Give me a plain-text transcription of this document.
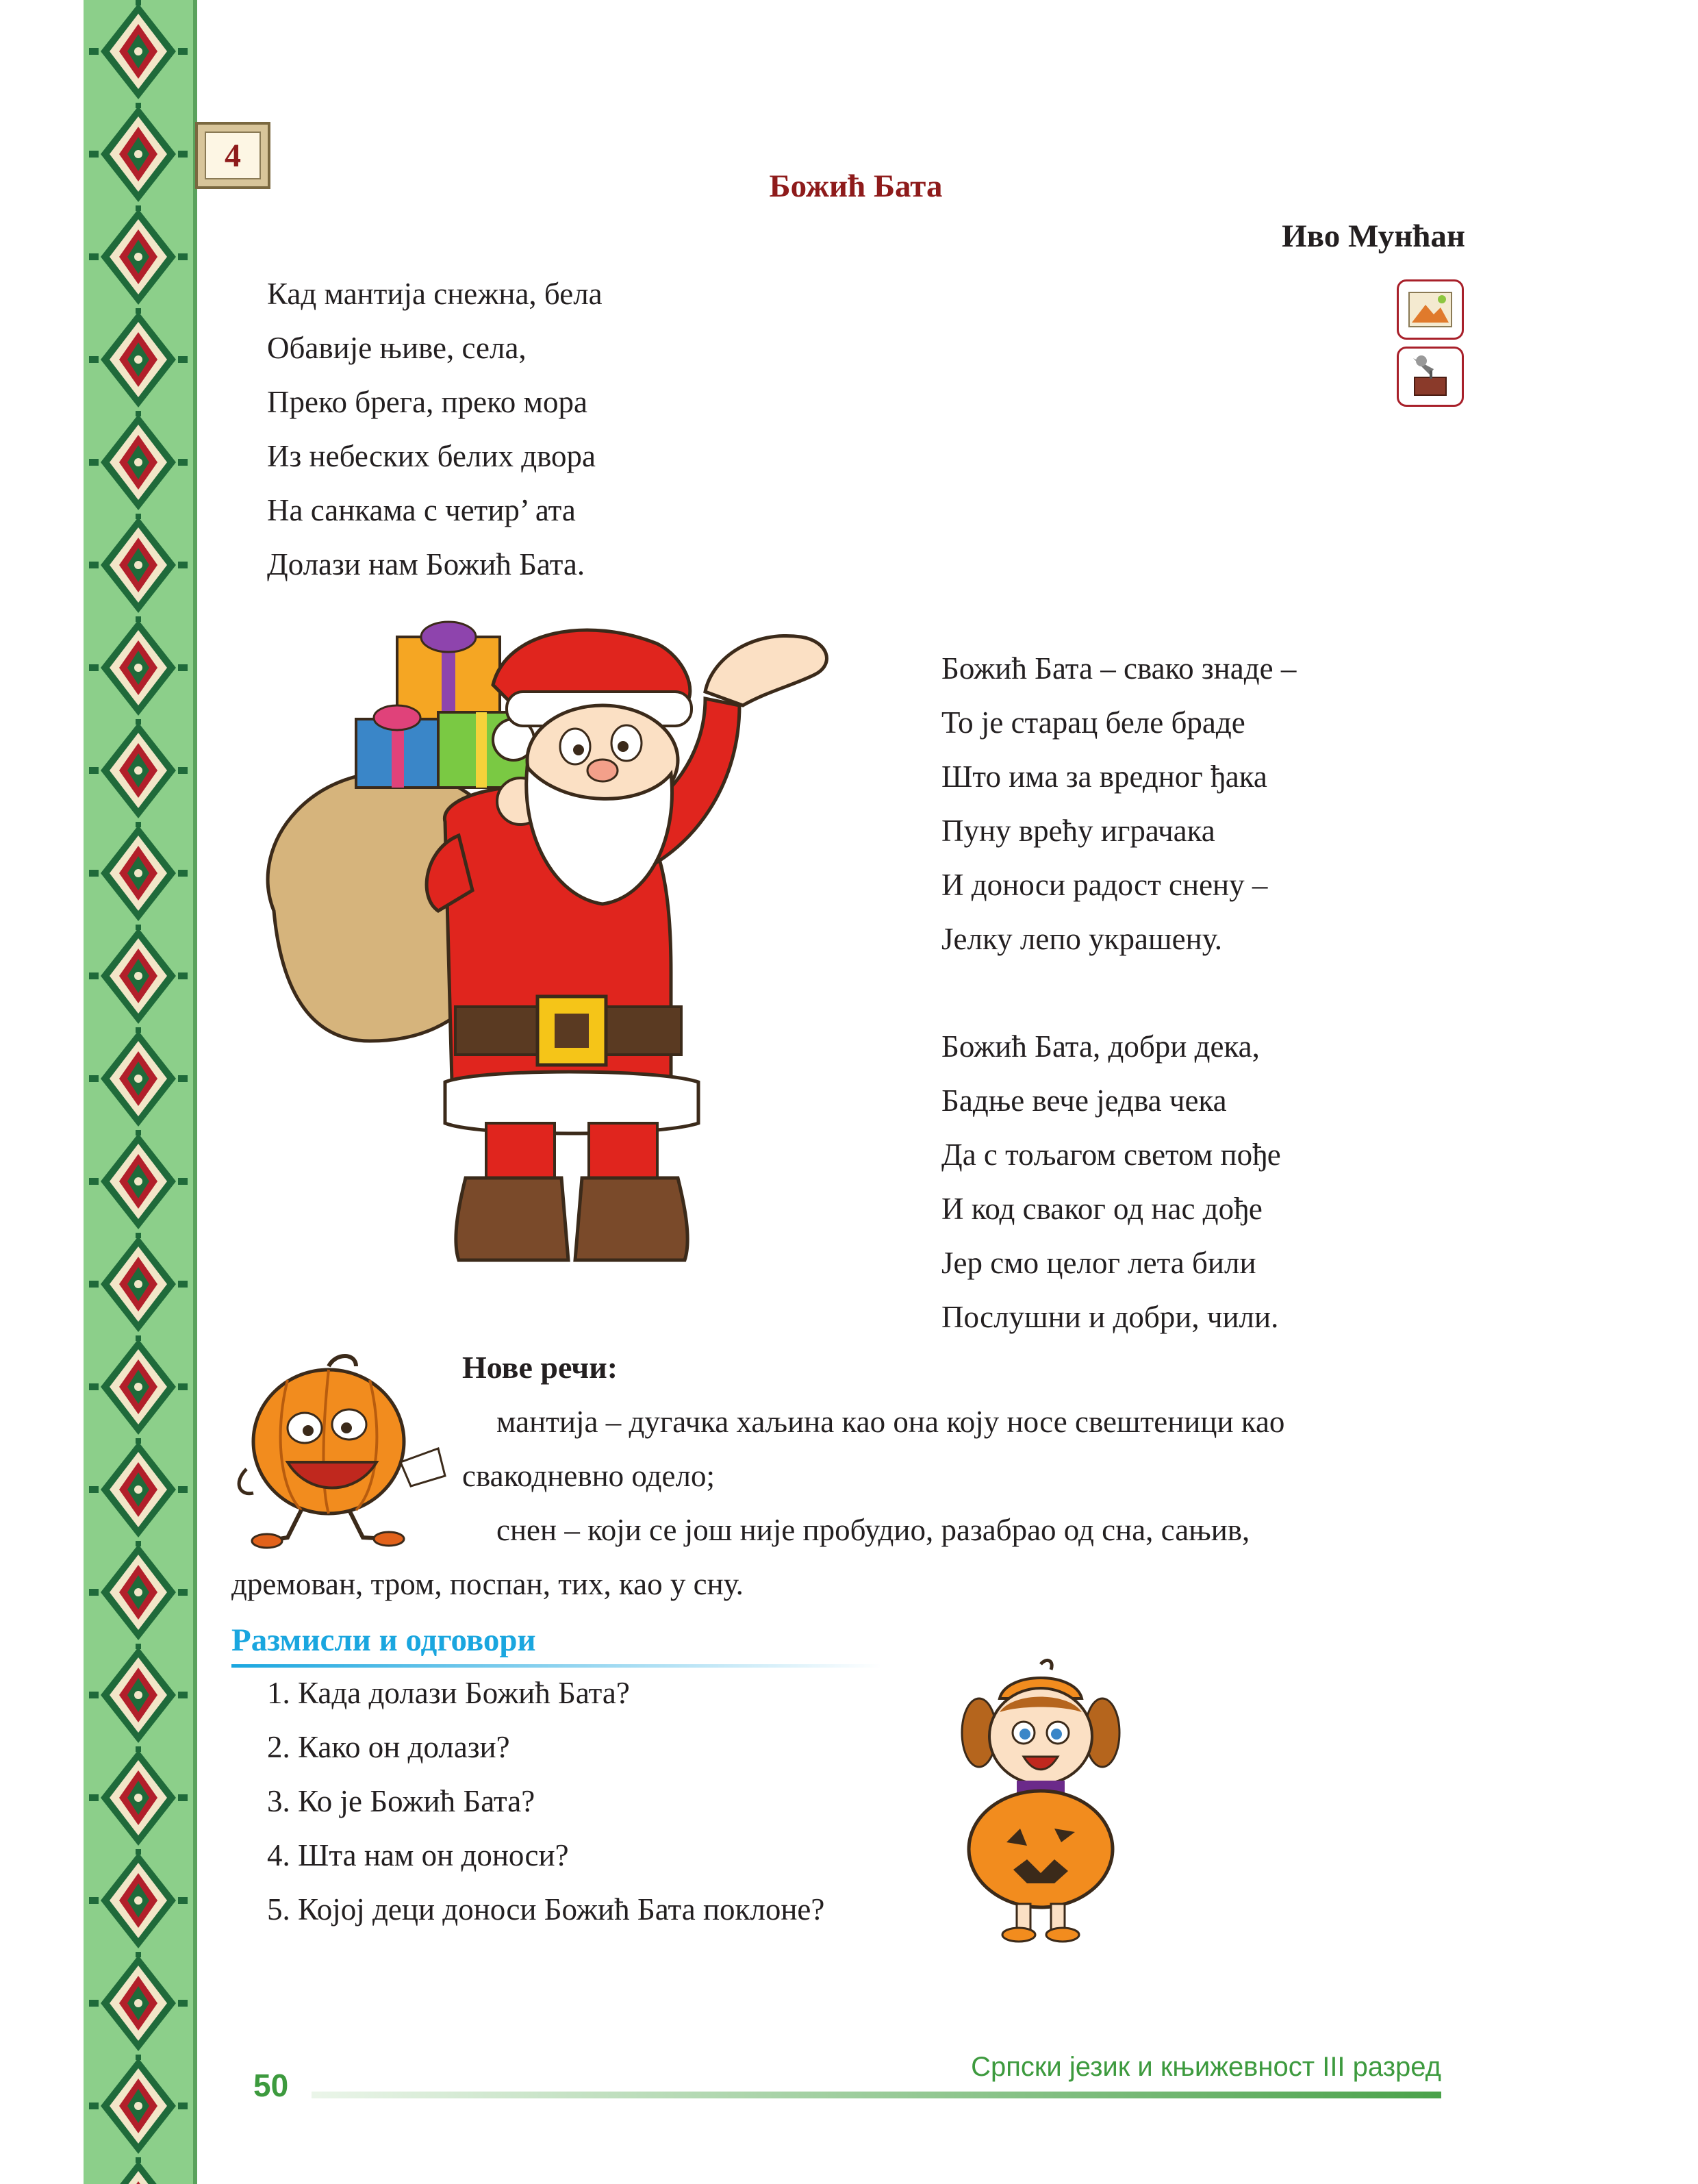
4
Божић Бата
Иво Мунћан
Кад мантија снежна, бела
Обавије њиве, села,
Преко брега, преко мора
Из небеских белих двора
На санкама с четир’ ата
Долази нам Божић Бата.
Божић Бата – свако знаде –
То је старац беле браде
Што има за вредног ђака
Пуну врећу играчака
И доноси радост снену –
Јелку лепо украшену.
Божић Бата, добри дека,
Бадње вече једва чека
Да с тољагом светом пође
И код сваког од нас дође
Јер смо целог лета били
Послушни и добри, чили.
Нове речи:
мантија – дугачка хаљина као она коју носе свештеници као
свакодневно одело;
снен – који се још није пробудио, разабрао од сна, сањив,
дремован, тром, поспан, тих, као у сну.
Размисли и одговори
1. Када долази Божић Бата?
2. Како он долази?
3. Ко је Божић Бата?
4. Шта нам он доноси?
5. Којој деци доноси Божић Бата поклоне?
50
Српски језик и књижевност III разред
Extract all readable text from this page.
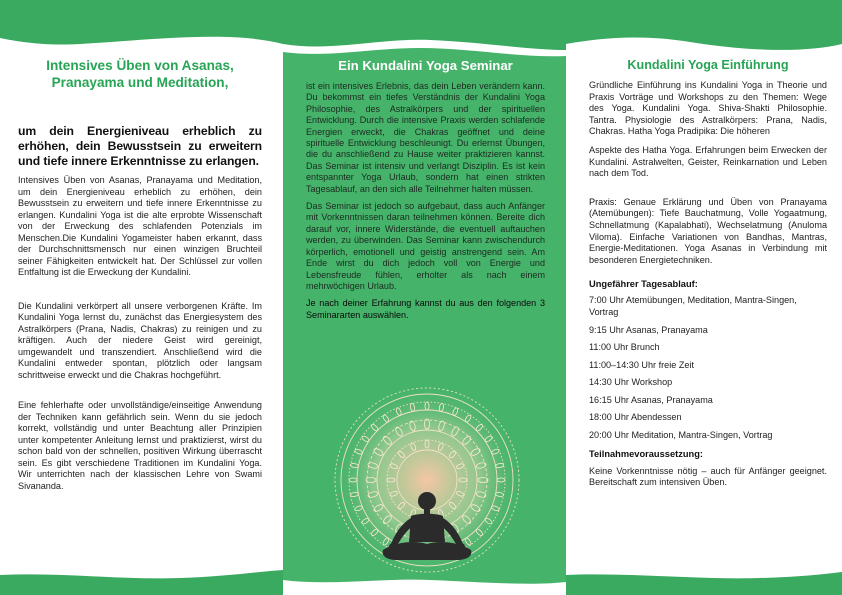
Intensives Üben von Asanas, Pranayama und Meditation,

um dein Energieniveau erheblich zu erhöhen, dein Bewusstsein zu erweitern und tiefe innere Erkenntnisse zu erlangen.

Intensives Üben von Asanas, Pranayama und Meditation, um dein Energieniveau erheblich zu erhöhen, dein Bewusstsein zu erweitern und tiefe innere Erkenntnisse zu erlangen. Kundalini Yoga ist die alte erprobte Wissenschaft von der Erweckung des schlafenden Potenzials im Menschen.Die Kundalini Yogameister haben erkannt, dass der Durchschnittsmensch nur einen winzigen Bruchteil seiner Fähigkeiten entwickelt hat. Der Schlüssel zur vollen Entfaltung ist die Erweckung der Kundalini.

Die Kundalini verkörpert all unsere verborgenen Kräfte. Im Kundalini Yoga lernst du, zunächst das Energiesystem des Astralkörpers (Prana, Nadis, Chakras) zu reinigen und zu kräftigen. Auch der niedere Geist wird gereinigt, umgewandelt und transzendiert. Anschließend wird die Kundalini entweder spontan, plötzlich oder langsam schrittweise erweckt und die Chakras hochgeführt.

Eine fehlerhafte oder unvollständige/einseitige Anwendung der Techniken kann gefährlich sein. Wenn du sie jedoch korrekt, vollständig und unter Beachtung aller Prinzipien unter kompetenter Anleitung lernst und praktizierst, wirst du schon bald von der schnellen, positiven Wirkung überrascht sein. Es gibt verschiedene Traditionen im Kundalini Yoga. Wir unterrichten nach der klassischen Lehre von Swami Sivananda.

Ein Kundalini Yoga Seminar

ist ein intensives Erlebnis, das dein Leben verändern kann. Du bekommst ein tiefes Verständnis der Kundalini Yoga Philosophie, des Astralkörpers und der spirituellen Entwicklung. Durch die intensive Praxis werden schlafende Energien erweckt, die Chakras geöffnet und deine spirituelle Entwicklung beschleunigt. Du erlernst Übungen, die du anschließend zu Hause weiter praktizieren kannst. Das Seminar ist intensiv und verlangt Disziplin. Es ist kein entspannter Yoga Urlaub, sondern hat einen strikten Tagesablauf, an den sich alle Teilnehmer halten müssen.

Das Seminar ist jedoch so aufgebaut, dass auch Anfänger mit Vorkenntnissen daran teilnehmen können. Bereite dich darauf vor, innere Widerstände, die eventuell auftauchen werden, zu überwinden. Das Seminar kann zwischendurch körperlich, emotionell und geistig anstrengend sein. Am Ende wirst du dich jedoch voll von Energie und Lebensfreude fühlen, erholter als nach einem mehrwöchigen Urlaub.

Je nach deiner Erfahrung kannst du aus den folgenden 3 Seminararten auswählen.

Kundalini Yoga Einführung

Gründliche Einführung ins Kundalini Yoga in Theorie und Praxis Vorträge und Workshops zu den Themen: Wege des Yoga. Kundalini Yoga. Shiva-Shakti Philosophie. Tantra. Physiologie des Astralkörpers: Prana, Nadis, Chakras. Hatha Yoga Pradipika: Die höheren

Aspekte des Hatha Yoga. Erfahrungen beim Erwecken der Kundalini. Astralwelten, Geister, Reinkarnation und Leben nach dem Tod.

Praxis: Genaue Erklärung und Üben von Pranayama (Atemübungen): Tiefe Bauchatmung, Volle Yogaatmung, Schnellatmung (Kapalabhati), Wechselatmung (Anuloma Viloma). Einfache Variationen von Bandhas, Mantras, Energie-Meditationen. Yoga Asanas in Verbindung mit besonderen Energietechniken.

Ungefährer Tagesablauf:
7:00 Uhr Atemübungen, Meditation, Mantra-Singen, Vortrag
9:15 Uhr Asanas, Pranayama
11:00 Uhr Brunch
11:00–14:30 Uhr freie Zeit
14:30 Uhr Workshop
16:15 Uhr Asanas, Pranayama
18:00 Uhr Abendessen
20:00 Uhr Meditation, Mantra-Singen, Vortrag
Teilnahmevoraussetzung:

Keine Vorkenntnisse nötig – auch für Anfänger geeignet. Bereitschaft zum intensiven Üben.
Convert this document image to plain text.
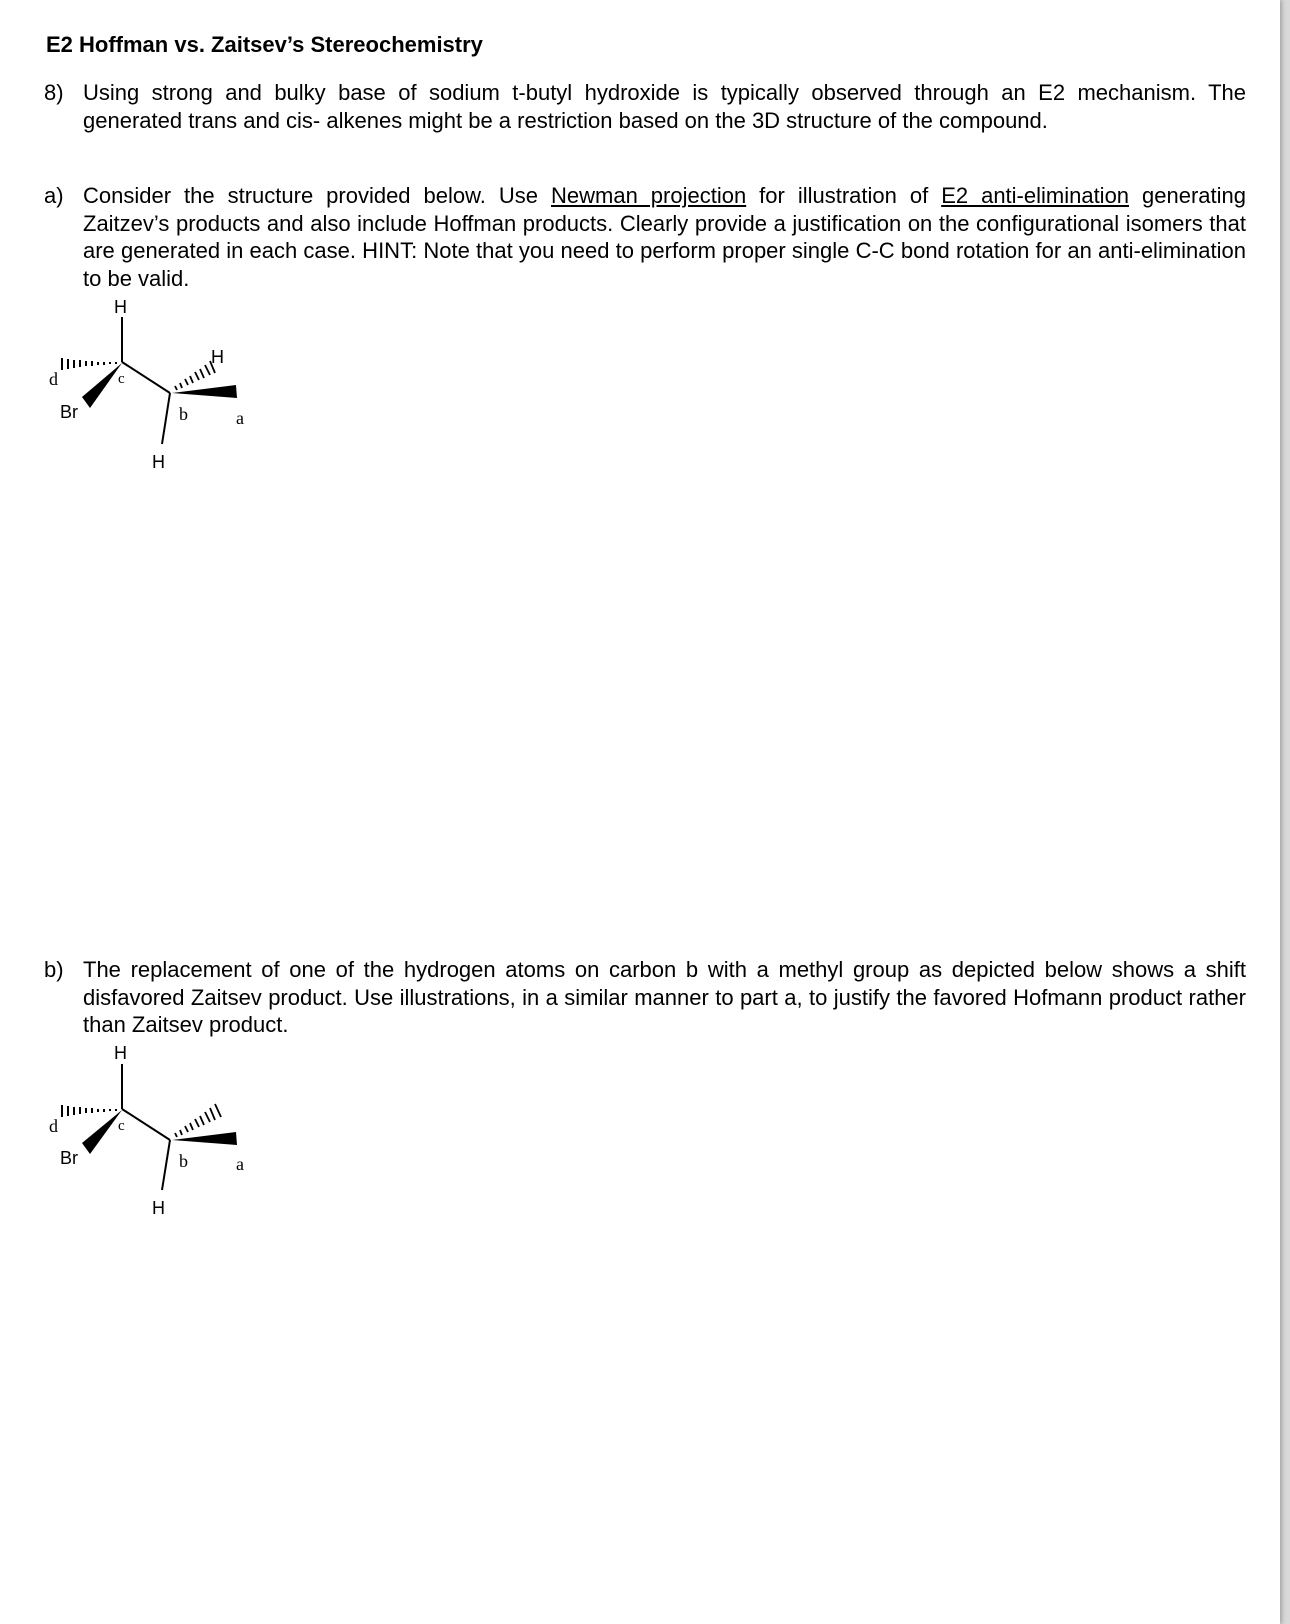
E2 Hoffman vs. Zaitsev’s Stereochemistry
8) Using strong and bulky base of sodium t-butyl hydroxide is typically observed through an E2 mechanism. The generated trans and cis- alkenes might be a restriction based on the 3D structure of the compound.
a) Consider the structure provided below. Use Newman projection for illustration of E2 anti-elimination generating Zaitzev’s products and also include Hoffman products. Clearly provide a justification on the configurational isomers that are generated in each case. HINT: Note that you need to perform proper single C-C bond rotation for an anti-elimination to be valid.
H
H
H
Br	a
b
c
d
b) The replacement of one of the hydrogen atoms on carbon b with a methyl group as depicted below shows a shift disfavored Zaitsev product. Use illustrations, in a similar manner to part a, to justify the favored Hofmann product rather than Zaitsev product.
H
H
Br	a
b
c
d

◆ ◆ ◆ ◆ ◆

▶ What you will do
In the data above, how many lines contain the string "Atemübungen"? Answer with the number only.

▶ The response
2